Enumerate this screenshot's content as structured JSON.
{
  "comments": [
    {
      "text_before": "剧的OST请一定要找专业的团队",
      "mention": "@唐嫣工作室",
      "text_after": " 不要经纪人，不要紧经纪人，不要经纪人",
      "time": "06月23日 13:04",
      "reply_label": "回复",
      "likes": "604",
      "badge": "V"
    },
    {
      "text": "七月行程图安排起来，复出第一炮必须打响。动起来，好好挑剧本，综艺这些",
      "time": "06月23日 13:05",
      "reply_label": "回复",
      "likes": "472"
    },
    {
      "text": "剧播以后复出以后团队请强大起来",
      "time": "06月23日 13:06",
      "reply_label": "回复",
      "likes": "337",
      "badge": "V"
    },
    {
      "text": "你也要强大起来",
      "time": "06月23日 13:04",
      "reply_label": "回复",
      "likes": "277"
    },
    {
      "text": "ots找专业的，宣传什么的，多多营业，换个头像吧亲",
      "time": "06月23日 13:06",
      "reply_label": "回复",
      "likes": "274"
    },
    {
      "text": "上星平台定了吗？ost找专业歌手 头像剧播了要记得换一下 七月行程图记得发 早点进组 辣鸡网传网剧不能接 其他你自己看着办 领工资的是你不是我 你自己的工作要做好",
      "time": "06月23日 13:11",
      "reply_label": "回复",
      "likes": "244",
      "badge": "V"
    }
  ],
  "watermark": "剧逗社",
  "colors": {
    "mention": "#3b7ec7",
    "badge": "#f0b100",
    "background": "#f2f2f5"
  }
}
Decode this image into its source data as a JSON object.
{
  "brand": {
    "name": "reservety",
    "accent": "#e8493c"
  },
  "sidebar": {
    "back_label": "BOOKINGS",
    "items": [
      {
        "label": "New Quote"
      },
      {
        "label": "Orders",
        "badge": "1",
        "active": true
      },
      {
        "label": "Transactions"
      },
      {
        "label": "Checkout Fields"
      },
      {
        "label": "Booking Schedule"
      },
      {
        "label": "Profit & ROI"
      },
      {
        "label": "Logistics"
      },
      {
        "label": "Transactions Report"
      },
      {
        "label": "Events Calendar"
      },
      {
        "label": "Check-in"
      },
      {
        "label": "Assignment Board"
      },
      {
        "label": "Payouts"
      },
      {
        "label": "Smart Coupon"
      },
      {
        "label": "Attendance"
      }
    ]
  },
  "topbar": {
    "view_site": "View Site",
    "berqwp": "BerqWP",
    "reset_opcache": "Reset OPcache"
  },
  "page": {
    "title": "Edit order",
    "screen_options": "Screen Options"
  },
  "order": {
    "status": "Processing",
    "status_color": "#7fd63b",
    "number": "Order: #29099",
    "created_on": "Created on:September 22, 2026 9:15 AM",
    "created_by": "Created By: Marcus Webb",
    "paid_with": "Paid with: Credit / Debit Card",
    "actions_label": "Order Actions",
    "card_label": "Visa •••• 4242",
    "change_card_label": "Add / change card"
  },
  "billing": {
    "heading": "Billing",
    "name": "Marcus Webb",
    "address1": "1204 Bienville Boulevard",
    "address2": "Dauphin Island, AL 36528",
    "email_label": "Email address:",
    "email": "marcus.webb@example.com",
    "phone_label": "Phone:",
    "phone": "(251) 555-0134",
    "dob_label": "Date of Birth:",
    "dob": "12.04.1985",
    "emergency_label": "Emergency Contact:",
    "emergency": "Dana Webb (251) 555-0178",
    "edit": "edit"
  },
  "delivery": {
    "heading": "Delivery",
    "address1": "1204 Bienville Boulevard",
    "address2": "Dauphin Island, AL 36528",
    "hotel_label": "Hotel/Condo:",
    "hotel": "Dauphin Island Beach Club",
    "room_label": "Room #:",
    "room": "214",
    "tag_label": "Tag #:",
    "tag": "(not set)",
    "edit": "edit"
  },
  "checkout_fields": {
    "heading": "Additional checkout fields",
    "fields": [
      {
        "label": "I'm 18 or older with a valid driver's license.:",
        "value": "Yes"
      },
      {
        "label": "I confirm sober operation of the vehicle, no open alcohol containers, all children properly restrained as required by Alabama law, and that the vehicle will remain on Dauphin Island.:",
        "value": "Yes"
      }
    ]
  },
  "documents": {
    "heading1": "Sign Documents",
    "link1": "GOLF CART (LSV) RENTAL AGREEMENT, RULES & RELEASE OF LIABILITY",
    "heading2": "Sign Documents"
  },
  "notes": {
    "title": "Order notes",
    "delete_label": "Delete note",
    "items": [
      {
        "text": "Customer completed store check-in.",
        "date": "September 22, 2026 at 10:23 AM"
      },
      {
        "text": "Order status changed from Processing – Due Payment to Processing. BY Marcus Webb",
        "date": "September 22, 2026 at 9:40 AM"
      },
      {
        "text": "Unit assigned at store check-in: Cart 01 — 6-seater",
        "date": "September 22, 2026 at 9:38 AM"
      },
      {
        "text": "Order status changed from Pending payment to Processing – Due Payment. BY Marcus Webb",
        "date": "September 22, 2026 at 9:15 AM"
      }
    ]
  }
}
+===+
> **Task description**
Show, from the listing above, each line that contains the word "with".

> **Result for this exercise**
    "paid_with": "Paid with: Credit / Debit Card",
        "label": "I'm 18 or older with a valid driver's license.:",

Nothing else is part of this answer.